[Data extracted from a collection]
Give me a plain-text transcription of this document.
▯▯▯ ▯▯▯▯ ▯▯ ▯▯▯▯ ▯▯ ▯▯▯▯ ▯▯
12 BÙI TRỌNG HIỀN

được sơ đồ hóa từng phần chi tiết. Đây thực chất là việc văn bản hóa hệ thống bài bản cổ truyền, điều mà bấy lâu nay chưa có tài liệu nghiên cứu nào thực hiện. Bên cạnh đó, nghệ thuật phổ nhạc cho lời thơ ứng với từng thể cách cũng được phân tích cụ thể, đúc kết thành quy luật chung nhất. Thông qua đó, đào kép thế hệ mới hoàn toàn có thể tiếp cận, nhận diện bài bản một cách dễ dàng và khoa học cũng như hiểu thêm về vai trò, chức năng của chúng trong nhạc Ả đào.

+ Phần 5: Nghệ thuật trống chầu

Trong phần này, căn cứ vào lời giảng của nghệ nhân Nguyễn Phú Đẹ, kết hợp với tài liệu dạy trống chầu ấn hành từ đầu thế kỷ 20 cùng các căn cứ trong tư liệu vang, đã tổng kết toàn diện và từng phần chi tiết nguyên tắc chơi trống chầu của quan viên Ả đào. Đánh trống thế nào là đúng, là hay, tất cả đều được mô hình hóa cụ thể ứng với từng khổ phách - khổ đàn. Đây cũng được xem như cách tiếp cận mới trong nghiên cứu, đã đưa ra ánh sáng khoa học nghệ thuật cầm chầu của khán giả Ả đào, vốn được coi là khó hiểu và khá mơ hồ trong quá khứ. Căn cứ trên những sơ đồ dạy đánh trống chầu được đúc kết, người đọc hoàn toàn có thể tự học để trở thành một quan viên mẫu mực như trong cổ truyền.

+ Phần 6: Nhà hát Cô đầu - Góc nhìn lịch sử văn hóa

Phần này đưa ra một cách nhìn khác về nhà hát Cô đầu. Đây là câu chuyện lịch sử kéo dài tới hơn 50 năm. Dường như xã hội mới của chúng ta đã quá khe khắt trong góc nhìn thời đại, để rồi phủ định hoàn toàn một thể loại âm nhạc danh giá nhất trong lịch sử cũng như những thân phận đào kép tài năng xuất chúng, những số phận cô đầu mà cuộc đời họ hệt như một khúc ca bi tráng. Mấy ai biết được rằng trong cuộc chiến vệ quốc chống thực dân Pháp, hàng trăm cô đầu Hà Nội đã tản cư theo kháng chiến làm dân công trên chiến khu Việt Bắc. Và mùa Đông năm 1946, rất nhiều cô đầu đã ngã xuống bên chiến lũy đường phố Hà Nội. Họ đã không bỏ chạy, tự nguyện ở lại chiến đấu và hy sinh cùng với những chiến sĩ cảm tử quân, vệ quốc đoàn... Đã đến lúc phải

Challenge: Write out every entry again, keeping each line exactly the same.

Answer for this exercise:
Give me a plain-text transcription of this document.
▯▯▯ ▯▯▯▯ ▯▯ ▯▯▯▯ ▯▯ ▯▯▯▯ ▯▯
12 BÙI TRỌNG HIỀN

được sơ đồ hóa từng phần chi tiết. Đây thực chất là việc văn bản hóa hệ thống bài bản cổ truyền, điều mà bấy lâu nay chưa có tài liệu nghiên cứu nào thực hiện. Bên cạnh đó, nghệ thuật phổ nhạc cho lời thơ ứng với từng thể cách cũng được phân tích cụ thể, đúc kết thành quy luật chung nhất. Thông qua đó, đào kép thế hệ mới hoàn toàn có thể tiếp cận, nhận diện bài bản một cách dễ dàng và khoa học cũng như hiểu thêm về vai trò, chức năng của chúng trong nhạc Ả đào.

+ Phần 5: Nghệ thuật trống chầu

Trong phần này, căn cứ vào lời giảng của nghệ nhân Nguyễn Phú Đẹ, kết hợp với tài liệu dạy trống chầu ấn hành từ đầu thế kỷ 20 cùng các căn cứ trong tư liệu vang, đã tổng kết toàn diện và từng phần chi tiết nguyên tắc chơi trống chầu của quan viên Ả đào. Đánh trống thế nào là đúng, là hay, tất cả đều được mô hình hóa cụ thể ứng với từng khổ phách - khổ đàn. Đây cũng được xem như cách tiếp cận mới trong nghiên cứu, đã đưa ra ánh sáng khoa học nghệ thuật cầm chầu của khán giả Ả đào, vốn được coi là khó hiểu và khá mơ hồ trong quá khứ. Căn cứ trên những sơ đồ dạy đánh trống chầu được đúc kết, người đọc hoàn toàn có thể tự học để trở thành một quan viên mẫu mực như trong cổ truyền.

+ Phần 6: Nhà hát Cô đầu - Góc nhìn lịch sử văn hóa

Phần này đưa ra một cách nhìn khác về nhà hát Cô đầu. Đây là câu chuyện lịch sử kéo dài tới hơn 50 năm. Dường như xã hội mới của chúng ta đã quá khe khắt trong góc nhìn thời đại, để rồi phủ định hoàn toàn một thể loại âm nhạc danh giá nhất trong lịch sử cũng như những thân phận đào kép tài năng xuất chúng, những số phận cô đầu mà cuộc đời họ hệt như một khúc ca bi tráng. Mấy ai biết được rằng trong cuộc chiến vệ quốc chống thực dân Pháp, hàng trăm cô đầu Hà Nội đã tản cư theo kháng chiến làm dân công trên chiến khu Việt Bắc. Và mùa Đông năm 1946, rất nhiều cô đầu đã ngã xuống bên chiến lũy đường phố Hà Nội. Họ đã không bỏ chạy, tự nguyện ở lại chiến đấu và hy sinh cùng với những chiến sĩ cảm tử quân, vệ quốc đoàn... Đã đến lúc phải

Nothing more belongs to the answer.